* **Records**
-=-=-=-=-

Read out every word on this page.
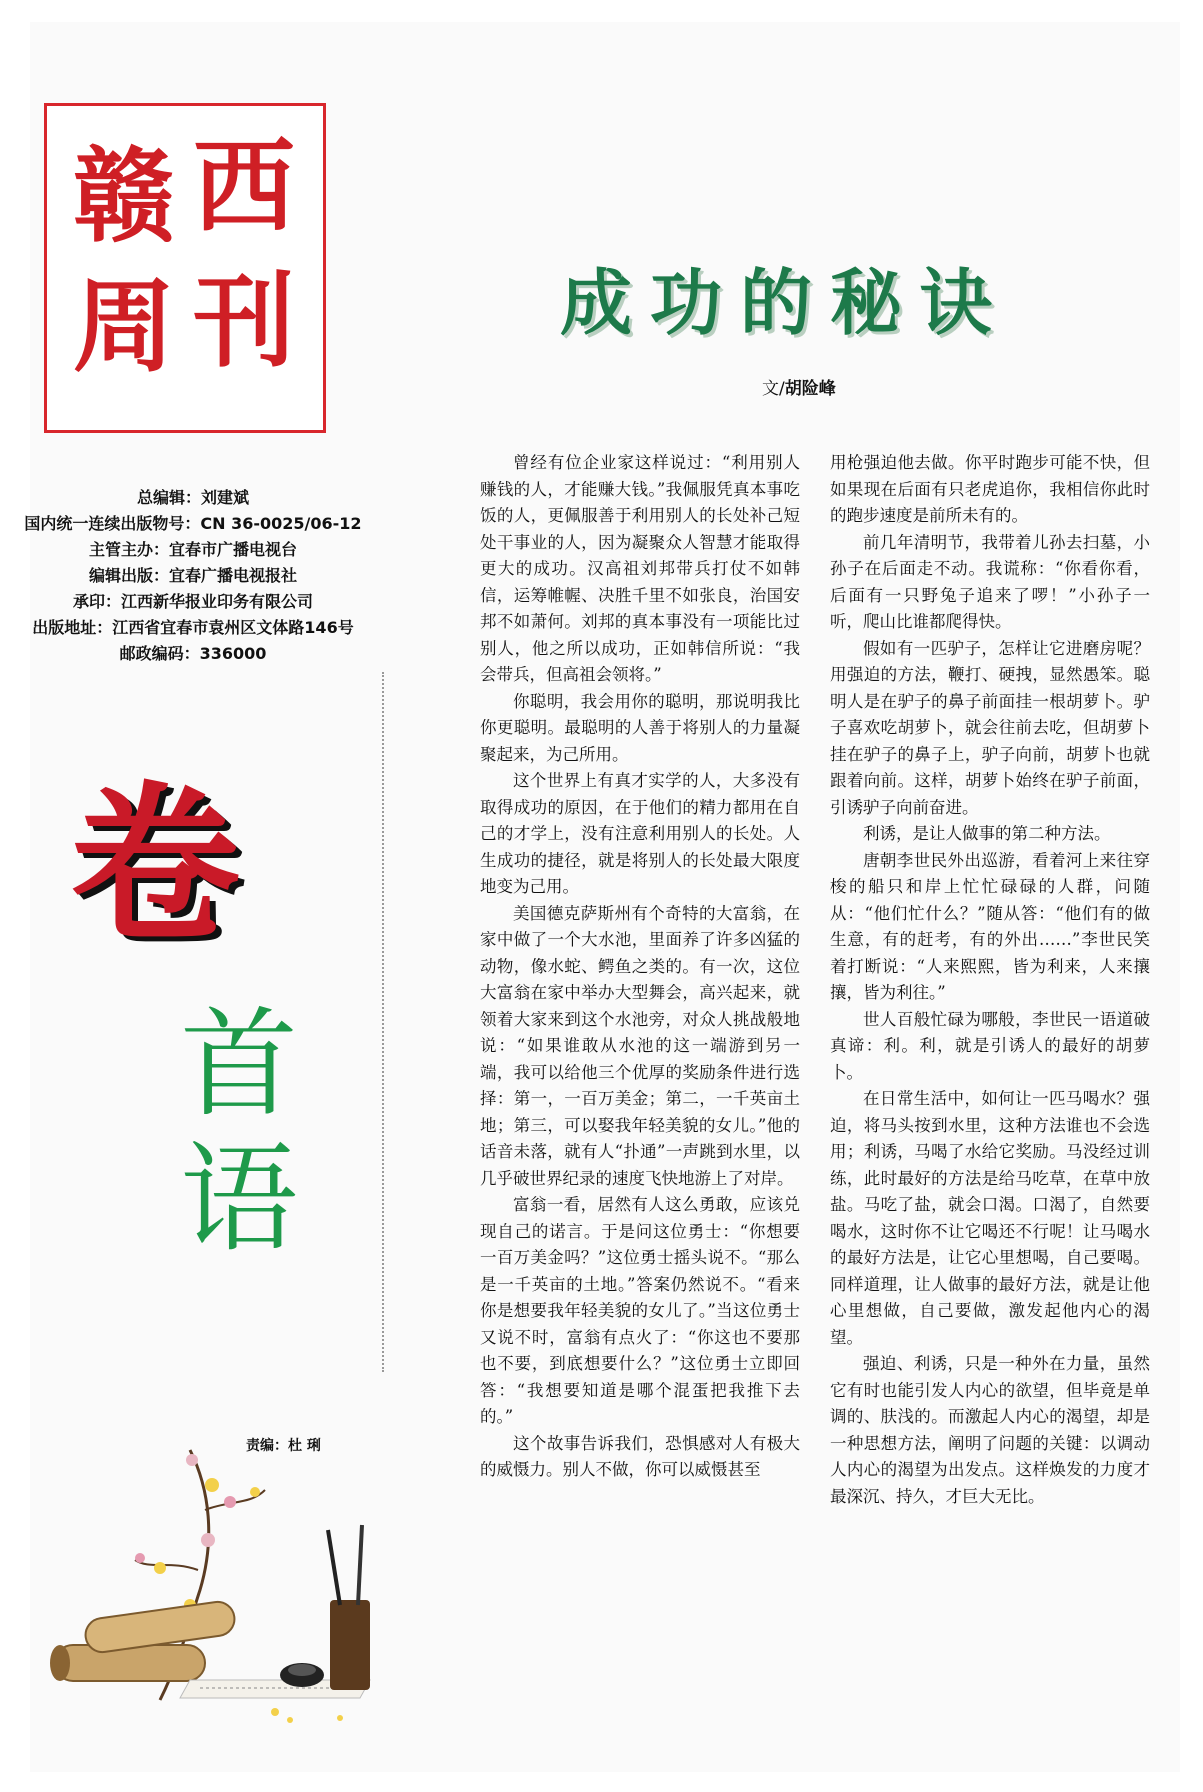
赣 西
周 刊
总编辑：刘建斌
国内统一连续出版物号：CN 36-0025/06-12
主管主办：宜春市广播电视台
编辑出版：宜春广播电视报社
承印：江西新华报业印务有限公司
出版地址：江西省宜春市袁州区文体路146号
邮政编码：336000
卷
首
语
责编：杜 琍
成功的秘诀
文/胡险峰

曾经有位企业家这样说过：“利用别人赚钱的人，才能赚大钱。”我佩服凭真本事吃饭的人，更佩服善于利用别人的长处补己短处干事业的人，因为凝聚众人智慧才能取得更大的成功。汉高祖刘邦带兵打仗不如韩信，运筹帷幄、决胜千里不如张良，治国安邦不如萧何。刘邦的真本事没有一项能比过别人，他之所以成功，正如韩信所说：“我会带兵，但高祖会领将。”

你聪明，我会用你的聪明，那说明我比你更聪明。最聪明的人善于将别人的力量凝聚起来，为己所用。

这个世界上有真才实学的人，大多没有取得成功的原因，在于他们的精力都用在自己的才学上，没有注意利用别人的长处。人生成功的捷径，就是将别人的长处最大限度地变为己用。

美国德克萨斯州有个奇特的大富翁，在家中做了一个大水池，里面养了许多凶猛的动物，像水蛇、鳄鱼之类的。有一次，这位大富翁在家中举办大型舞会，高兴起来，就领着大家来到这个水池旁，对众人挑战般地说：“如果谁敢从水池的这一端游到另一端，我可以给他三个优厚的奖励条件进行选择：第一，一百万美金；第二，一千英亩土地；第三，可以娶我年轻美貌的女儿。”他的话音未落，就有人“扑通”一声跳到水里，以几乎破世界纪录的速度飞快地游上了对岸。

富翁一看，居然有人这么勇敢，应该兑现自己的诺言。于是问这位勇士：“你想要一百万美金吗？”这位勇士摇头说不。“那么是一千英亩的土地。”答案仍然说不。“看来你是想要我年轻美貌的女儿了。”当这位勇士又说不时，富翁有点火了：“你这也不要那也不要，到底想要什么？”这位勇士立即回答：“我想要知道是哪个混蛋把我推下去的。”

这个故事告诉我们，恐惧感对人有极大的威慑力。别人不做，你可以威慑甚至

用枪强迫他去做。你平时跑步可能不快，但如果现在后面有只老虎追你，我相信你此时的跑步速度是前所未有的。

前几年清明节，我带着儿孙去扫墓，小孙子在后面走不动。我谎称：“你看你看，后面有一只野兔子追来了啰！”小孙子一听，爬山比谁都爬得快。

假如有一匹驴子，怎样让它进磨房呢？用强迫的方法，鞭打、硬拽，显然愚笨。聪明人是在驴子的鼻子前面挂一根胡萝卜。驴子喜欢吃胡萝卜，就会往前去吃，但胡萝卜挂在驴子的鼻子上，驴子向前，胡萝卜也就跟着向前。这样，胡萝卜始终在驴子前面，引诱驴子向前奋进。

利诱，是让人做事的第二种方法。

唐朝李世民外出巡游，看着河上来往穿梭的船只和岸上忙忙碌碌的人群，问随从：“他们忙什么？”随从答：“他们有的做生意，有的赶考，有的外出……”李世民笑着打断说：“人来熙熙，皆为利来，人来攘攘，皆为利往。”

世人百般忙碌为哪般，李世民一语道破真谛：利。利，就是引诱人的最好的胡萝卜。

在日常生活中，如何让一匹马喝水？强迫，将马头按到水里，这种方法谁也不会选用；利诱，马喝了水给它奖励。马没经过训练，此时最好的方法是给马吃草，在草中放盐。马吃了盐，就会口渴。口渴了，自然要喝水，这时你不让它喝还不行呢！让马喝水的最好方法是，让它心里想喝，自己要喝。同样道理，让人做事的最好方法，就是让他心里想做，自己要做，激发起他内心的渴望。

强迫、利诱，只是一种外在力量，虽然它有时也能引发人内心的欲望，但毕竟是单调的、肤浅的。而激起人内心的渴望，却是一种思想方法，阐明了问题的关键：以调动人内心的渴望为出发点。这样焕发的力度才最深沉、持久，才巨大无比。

-=-=-=-=-

Every record must be copied exactly, with images dropped from the result.

Read out every word on this page.
赣 西
周 刊
总编辑：刘建斌
国内统一连续出版物号：CN 36-0025/06-12
主管主办：宜春市广播电视台
编辑出版：宜春广播电视报社
承印：江西新华报业印务有限公司
出版地址：江西省宜春市袁州区文体路146号
邮政编码：336000
卷
首
语
责编：杜 琍
成功的秘诀
文/胡险峰

曾经有位企业家这样说过：“利用别人赚钱的人，才能赚大钱。”我佩服凭真本事吃饭的人，更佩服善于利用别人的长处补己短处干事业的人，因为凝聚众人智慧才能取得更大的成功。汉高祖刘邦带兵打仗不如韩信，运筹帷幄、决胜千里不如张良，治国安邦不如萧何。刘邦的真本事没有一项能比过别人，他之所以成功，正如韩信所说：“我会带兵，但高祖会领将。”

你聪明，我会用你的聪明，那说明我比你更聪明。最聪明的人善于将别人的力量凝聚起来，为己所用。

这个世界上有真才实学的人，大多没有取得成功的原因，在于他们的精力都用在自己的才学上，没有注意利用别人的长处。人生成功的捷径，就是将别人的长处最大限度地变为己用。

美国德克萨斯州有个奇特的大富翁，在家中做了一个大水池，里面养了许多凶猛的动物，像水蛇、鳄鱼之类的。有一次，这位大富翁在家中举办大型舞会，高兴起来，就领着大家来到这个水池旁，对众人挑战般地说：“如果谁敢从水池的这一端游到另一端，我可以给他三个优厚的奖励条件进行选择：第一，一百万美金；第二，一千英亩土地；第三，可以娶我年轻美貌的女儿。”他的话音未落，就有人“扑通”一声跳到水里，以几乎破世界纪录的速度飞快地游上了对岸。

富翁一看，居然有人这么勇敢，应该兑现自己的诺言。于是问这位勇士：“你想要一百万美金吗？”这位勇士摇头说不。“那么是一千英亩的土地。”答案仍然说不。“看来你是想要我年轻美貌的女儿了。”当这位勇士又说不时，富翁有点火了：“你这也不要那也不要，到底想要什么？”这位勇士立即回答：“我想要知道是哪个混蛋把我推下去的。”

这个故事告诉我们，恐惧感对人有极大的威慑力。别人不做，你可以威慑甚至

用枪强迫他去做。你平时跑步可能不快，但如果现在后面有只老虎追你，我相信你此时的跑步速度是前所未有的。

前几年清明节，我带着儿孙去扫墓，小孙子在后面走不动。我谎称：“你看你看，后面有一只野兔子追来了啰！”小孙子一听，爬山比谁都爬得快。

假如有一匹驴子，怎样让它进磨房呢？用强迫的方法，鞭打、硬拽，显然愚笨。聪明人是在驴子的鼻子前面挂一根胡萝卜。驴子喜欢吃胡萝卜，就会往前去吃，但胡萝卜挂在驴子的鼻子上，驴子向前，胡萝卜也就跟着向前。这样，胡萝卜始终在驴子前面，引诱驴子向前奋进。

利诱，是让人做事的第二种方法。

唐朝李世民外出巡游，看着河上来往穿梭的船只和岸上忙忙碌碌的人群，问随从：“他们忙什么？”随从答：“他们有的做生意，有的赶考，有的外出……”李世民笑着打断说：“人来熙熙，皆为利来，人来攘攘，皆为利往。”

世人百般忙碌为哪般，李世民一语道破真谛：利。利，就是引诱人的最好的胡萝卜。

在日常生活中，如何让一匹马喝水？强迫，将马头按到水里，这种方法谁也不会选用；利诱，马喝了水给它奖励。马没经过训练，此时最好的方法是给马吃草，在草中放盐。马吃了盐，就会口渴。口渴了，自然要喝水，这时你不让它喝还不行呢！让马喝水的最好方法是，让它心里想喝，自己要喝。同样道理，让人做事的最好方法，就是让他心里想做，自己要做，激发起他内心的渴望。

强迫、利诱，只是一种外在力量，虽然它有时也能引发人内心的欲望，但毕竟是单调的、肤浅的。而激起人内心的渴望，却是一种思想方法，阐明了问题的关键：以调动人内心的渴望为出发点。这样焕发的力度才最深沉、持久，才巨大无比。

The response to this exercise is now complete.